** BEGIN ITEMS **

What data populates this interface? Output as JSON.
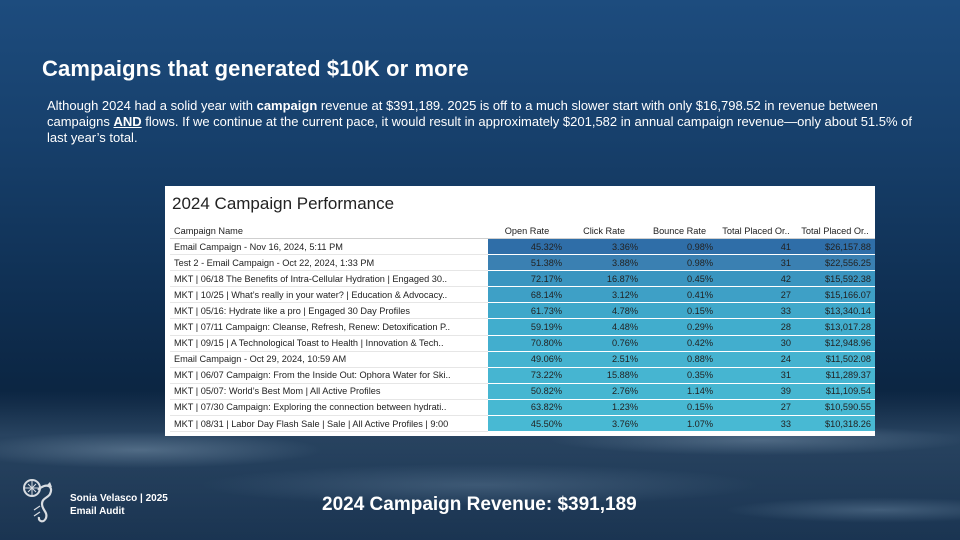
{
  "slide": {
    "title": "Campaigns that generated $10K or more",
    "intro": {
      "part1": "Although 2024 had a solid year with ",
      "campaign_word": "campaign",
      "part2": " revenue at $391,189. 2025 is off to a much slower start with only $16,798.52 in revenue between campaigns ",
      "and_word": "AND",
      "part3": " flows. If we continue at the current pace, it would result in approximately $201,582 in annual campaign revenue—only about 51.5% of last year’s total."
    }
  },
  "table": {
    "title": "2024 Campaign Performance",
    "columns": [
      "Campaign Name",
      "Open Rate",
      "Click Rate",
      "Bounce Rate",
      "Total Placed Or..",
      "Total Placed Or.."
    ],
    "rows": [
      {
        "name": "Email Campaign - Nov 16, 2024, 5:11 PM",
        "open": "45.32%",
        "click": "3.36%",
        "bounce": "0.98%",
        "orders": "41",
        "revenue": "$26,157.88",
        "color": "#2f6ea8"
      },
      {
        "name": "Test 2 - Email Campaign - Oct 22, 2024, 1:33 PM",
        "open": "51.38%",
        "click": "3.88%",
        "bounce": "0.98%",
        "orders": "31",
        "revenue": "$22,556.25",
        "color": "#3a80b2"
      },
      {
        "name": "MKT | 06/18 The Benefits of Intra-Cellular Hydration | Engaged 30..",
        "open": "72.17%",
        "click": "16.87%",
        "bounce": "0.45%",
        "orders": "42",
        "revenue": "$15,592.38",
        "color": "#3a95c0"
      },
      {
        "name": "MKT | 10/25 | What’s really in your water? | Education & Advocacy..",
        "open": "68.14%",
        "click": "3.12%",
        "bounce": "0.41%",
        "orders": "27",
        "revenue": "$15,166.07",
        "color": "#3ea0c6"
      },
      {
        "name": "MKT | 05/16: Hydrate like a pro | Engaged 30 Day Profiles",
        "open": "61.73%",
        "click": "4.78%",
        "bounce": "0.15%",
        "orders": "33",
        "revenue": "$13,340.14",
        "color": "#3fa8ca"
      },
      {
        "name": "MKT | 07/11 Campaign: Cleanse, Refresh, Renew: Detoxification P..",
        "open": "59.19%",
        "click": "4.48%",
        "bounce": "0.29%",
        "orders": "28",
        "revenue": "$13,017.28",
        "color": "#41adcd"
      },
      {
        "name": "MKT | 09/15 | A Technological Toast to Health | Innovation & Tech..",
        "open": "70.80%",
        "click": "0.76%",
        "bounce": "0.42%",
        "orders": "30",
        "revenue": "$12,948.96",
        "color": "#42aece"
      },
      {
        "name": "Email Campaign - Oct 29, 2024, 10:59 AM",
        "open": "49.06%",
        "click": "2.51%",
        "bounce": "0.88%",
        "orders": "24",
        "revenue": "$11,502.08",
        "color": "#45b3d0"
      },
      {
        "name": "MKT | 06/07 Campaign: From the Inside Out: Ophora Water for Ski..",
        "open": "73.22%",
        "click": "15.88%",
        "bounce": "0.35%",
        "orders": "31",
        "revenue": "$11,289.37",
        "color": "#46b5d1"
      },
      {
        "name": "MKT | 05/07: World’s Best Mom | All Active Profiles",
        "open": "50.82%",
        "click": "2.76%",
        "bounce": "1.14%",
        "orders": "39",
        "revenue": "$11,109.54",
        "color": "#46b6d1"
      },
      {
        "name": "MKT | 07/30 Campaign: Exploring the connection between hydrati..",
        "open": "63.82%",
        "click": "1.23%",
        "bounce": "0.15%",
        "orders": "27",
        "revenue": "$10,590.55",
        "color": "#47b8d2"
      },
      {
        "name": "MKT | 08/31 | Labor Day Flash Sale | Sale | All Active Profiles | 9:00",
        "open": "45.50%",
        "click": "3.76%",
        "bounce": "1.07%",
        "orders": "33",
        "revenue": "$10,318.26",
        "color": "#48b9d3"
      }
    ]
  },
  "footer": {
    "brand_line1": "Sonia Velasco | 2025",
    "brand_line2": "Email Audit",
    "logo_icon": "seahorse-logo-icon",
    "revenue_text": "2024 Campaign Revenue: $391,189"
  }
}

** END ITEMS **
** BEGIN ITEMS **

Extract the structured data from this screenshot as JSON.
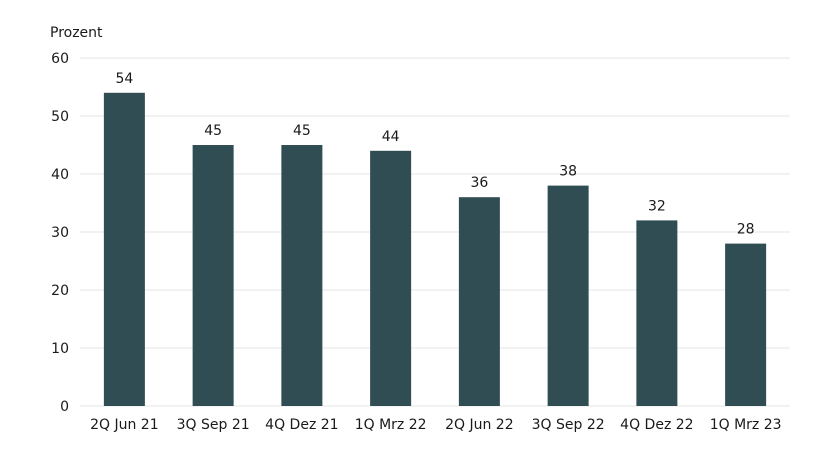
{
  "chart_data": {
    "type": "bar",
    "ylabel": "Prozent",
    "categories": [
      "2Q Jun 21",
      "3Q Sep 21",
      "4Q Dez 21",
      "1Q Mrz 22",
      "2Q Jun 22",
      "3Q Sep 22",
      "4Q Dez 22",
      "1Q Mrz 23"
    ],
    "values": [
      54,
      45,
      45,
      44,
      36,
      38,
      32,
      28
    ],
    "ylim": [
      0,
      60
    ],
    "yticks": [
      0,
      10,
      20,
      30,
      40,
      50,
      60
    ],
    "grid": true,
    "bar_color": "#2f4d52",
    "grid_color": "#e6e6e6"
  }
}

** END ITEMS **

## WHAT NEEDS TO BE DONE
Identify the lines of the entries containing the string "Active". Copy each such line.

## RESULT OF THE EXERCISE
        "name": "MKT | 05/07: World’s Best Mom | All Active Profiles",
        "name": "MKT | 08/31 | Labor Day Flash Sale | Sale | All Active Profiles | 9:00",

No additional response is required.